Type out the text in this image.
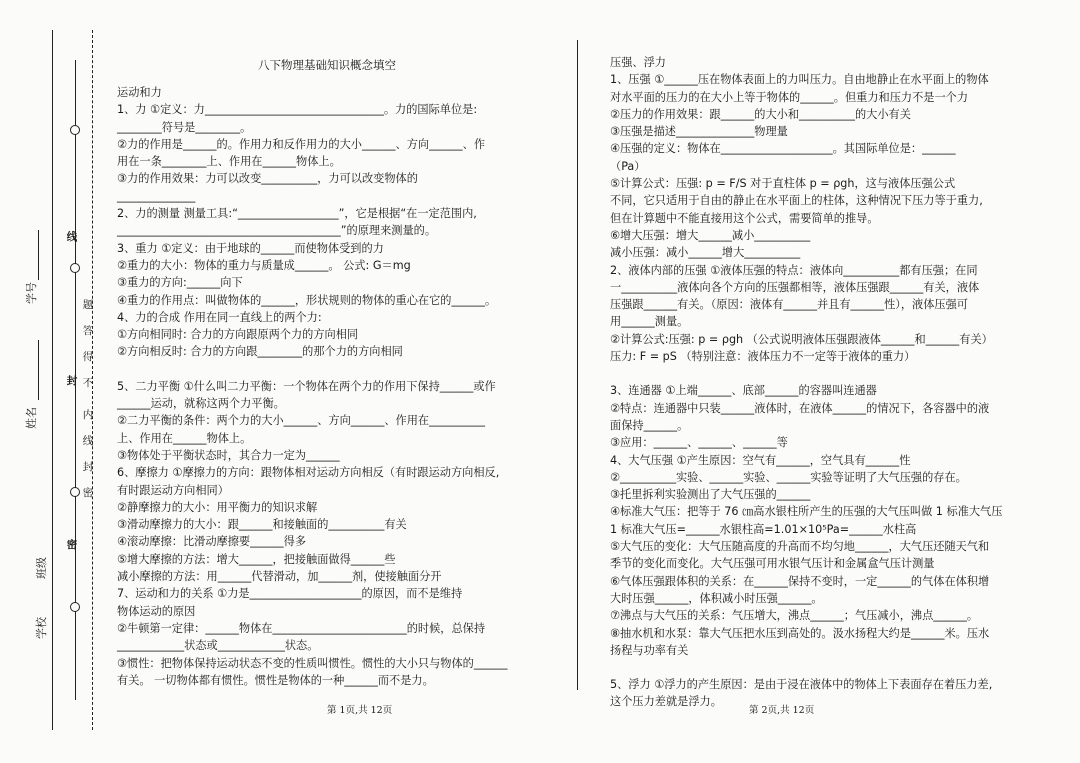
学号
姓名
班级
学校
线
封
密
题
答
得
不
内
线
封
密
八下物理基础知识概念填空

运动和力

1、力 ①定义：力________________________________。力的国际单位是:

________符号是________。

②力的作用是______的。作用力和反作用力的大小______、方向______、作

用在一条________上、作用在______物体上。

③力的作用效果：力可以改变__________，力可以改变物体的

______________

2、力的测量 测量工具:“__________________”，它是根据“在一定范围内,

________________________________________”的原理来测量的。

3、重力 ①定义：由于地球的______而使物体受到的力

②重力的大小：物体的重力与质量成______。 公式: G＝mg

③重力的方向:______向下

④重力的作用点：叫做物体的______，形状规则的物体的重心在它的______。

4、力的合成 作用在同一直线上的两个力:

①方向相同时: 合力的方向跟原两个力的方向相同

②方向相反时: 合力的方向跟________的那个力的方向相同

5、二力平衡 ①什么叫二力平衡：一个物体在两个力的作用下保持______或作

______运动，就称这两个力平衡。

②二力平衡的条件：两个力的大小______、方向______、作用在__________

上、作用在______物体上。

③物体处于平衡状态时，其合力一定为______

6、摩擦力 ①摩擦力的方向：跟物体相对运动方向相反（有时跟运动方向相反,

有时跟运动方向相同）

②静摩擦力的大小：用平衡力的知识求解

③滑动摩擦力的大小：跟______和接触面的__________有关

④滚动摩擦：比滑动摩擦要______得多

⑤增大摩擦的方法：增大______，把接触面做得______些

减小摩擦的方法：用______代替滑动，加______剂，使接触面分开

7、运动和力的关系 ①力是____________________的原因，而不是维持

物体运动的原因

②牛顿第一定律：______物体在________________________的时候，总保持

____________状态或____________状态。

③惯性：把物体保持运动状态不变的性质叫惯性。惯性的大小只与物体的______

有关。 一切物体都有惯性。惯性是物体的一种______而不是力。

第 1页,共 12页

压强、浮力

1、压强 ①______压在物体表面上的力叫压力。自由地静止在水平面上的物体

对水平面的压力的在大小上等于物体的______。但重力和压力不是一个力

②压力的作用效果：跟______的大小和__________的大小有关

③压强是描述______________物理量

④压强的定义：物体在____________________。其国际单位是：______

（Pa）

⑤计算公式：压强: p = F/S 对于直柱体 p = ρgh，这与液体压强公式

不同，它只适用于自由的静止在水平面上的柱体，这种情况下压力等于重力,

但在计算题中不能直接用这个公式，需要简单的推导。

⑥增大压强：增大______减小__________

减小压强：减小______增大__________

2、液体内部的压强 ①液体压强的特点：液体向__________都有压强；在同

一__________液体向各个方向的压强都相等，液体压强跟______有关，液体

压强跟______有关。（原因：液体有______并且有______性），液体压强可

用______测量。

②计算公式:压强: p = ρgh （公式说明液体压强跟液体______和______有关）

压力: F = pS （特别注意：液体压力不一定等于液体的重力）

3、连通器 ①上端______、底部______的容器叫连通器

②特点：连通器中只装______液体时，在液体______的情况下，各容器中的液

面保持______。

③应用：______、______、______等

4、大气压强 ①产生原因：空气有______，空气具有______性

②__________实验、______实验、______实验等证明了大气压强的存在。

③托里拆利实验测出了大气压强的______

④标准大气压：把等于 76 ㎝高水银柱所产生的压强的大气压叫做 1 标准大气压

1 标准大气压=______水银柱高=1.01×10⁵Pa=______水柱高

⑤大气压的变化：大气压随高度的升高而不均匀地______，大气压还随天气和

季节的变化而变化。大气压强可用水银气压计和金属盒气压计测量

⑥气体压强跟体积的关系：在______保持不变时，一定______的气体在体积增

大时压强______，体积减小时压强______。

⑦沸点与大气压的关系：气压增大，沸点______；气压减小，沸点______。

⑧抽水机和水泵：靠大气压把水压到高处的。汲水扬程大约是______米。压水

扬程与功率有关

5、浮力 ①浮力的产生原因：是由于浸在液体中的物体上下表面存在着压力差,

这个压力差就是浮力。

第 2页,共 12页
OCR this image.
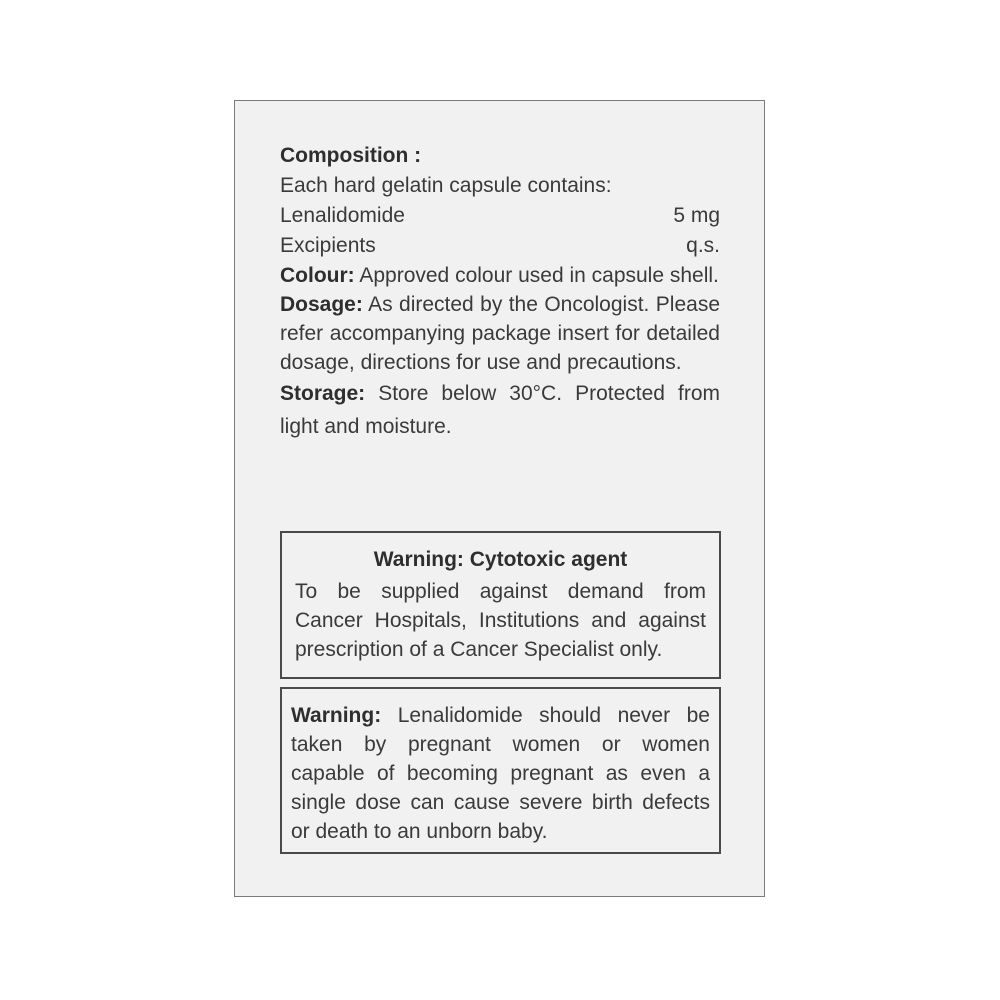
Composition :

Each hard gelatin capsule contains:

Lenalidomide	5 mg
Excipients	q.s.

Colour: Approved colour used in capsule shell.

Dosage: As directed by the Oncologist. Please refer accompanying package insert for detailed dosage, directions for use and precautions.

Storage: Store below 30°C. Protected from light and moisture.

Warning: Cytotoxic agent

To be supplied against demand from Cancer Hospitals, Institutions and against prescription of a Cancer Specialist only.

Warning: Lenalidomide should never be taken by pregnant women or women capable of becoming pregnant as even a single dose can cause severe birth defects or death to an unborn baby.
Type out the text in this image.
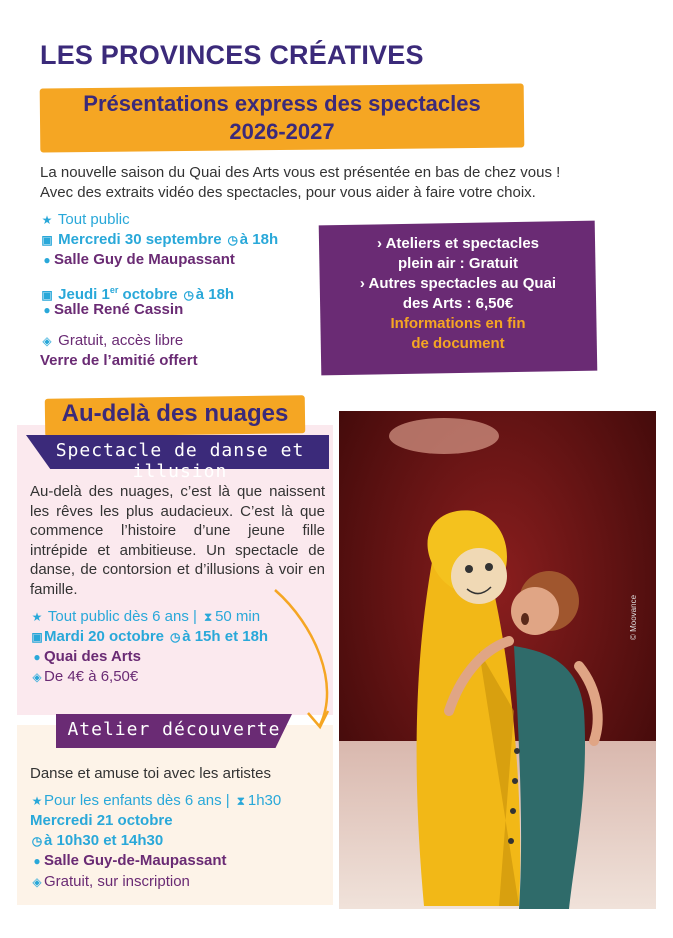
LES PROVINCES CRÉATIVES
Présentations express des spectacles
2026-2027
La nouvelle saison du Quai des Arts vous est présentée en bas de chez vous !
Avec des extraits vidéo des spectacles, pour vous aider à faire votre choix.
★ Tout public
▣ Mercredi 30 septembre ◷ à 18h
● Salle Guy de Maupassant
▣ Jeudi 1er octobre ◷ à 18h
● Salle René Cassin
◈ Gratuit, accès libre
Verre de l’amitié offert
› Ateliers et spectacles
plein air : Gratuit
› Autres spectacles au Quai
des Arts : 6,50€
Informations en fin
de document
Au-delà des nuages
Spectacle de danse et illusion
Au-delà des nuages, c’est là que naissent les rêves les plus audacieux. C’est là que commence l’histoire d’une jeune fille intrépide et ambitieuse. Un spectacle de danse, de contorsion et d’illusions à voir en famille.
★ Tout public dès 6 ans | ⧗ 50 min
▣Mardi 20 octobre ◷ à 15h et 18h
● Quai des Arts
◈ De 4€ à 6,50€
Atelier découverte
Danse et amuse toi avec les artistes
★ Pour les enfants dès 6 ans | ⧗ 1h30
Mercredi 21 octobre
◷ à 10h30 et 14h30
● Salle Guy-de-Maupassant
◈ Gratuit, sur inscription
© Moovance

=== WHAT YOU SHOULD DO ===
List every line from the entries above in which "capsule" appears.

=== FINAL RESULT ===
Each hard gelatin capsule contains:
Colour: Approved colour used in capsule shell.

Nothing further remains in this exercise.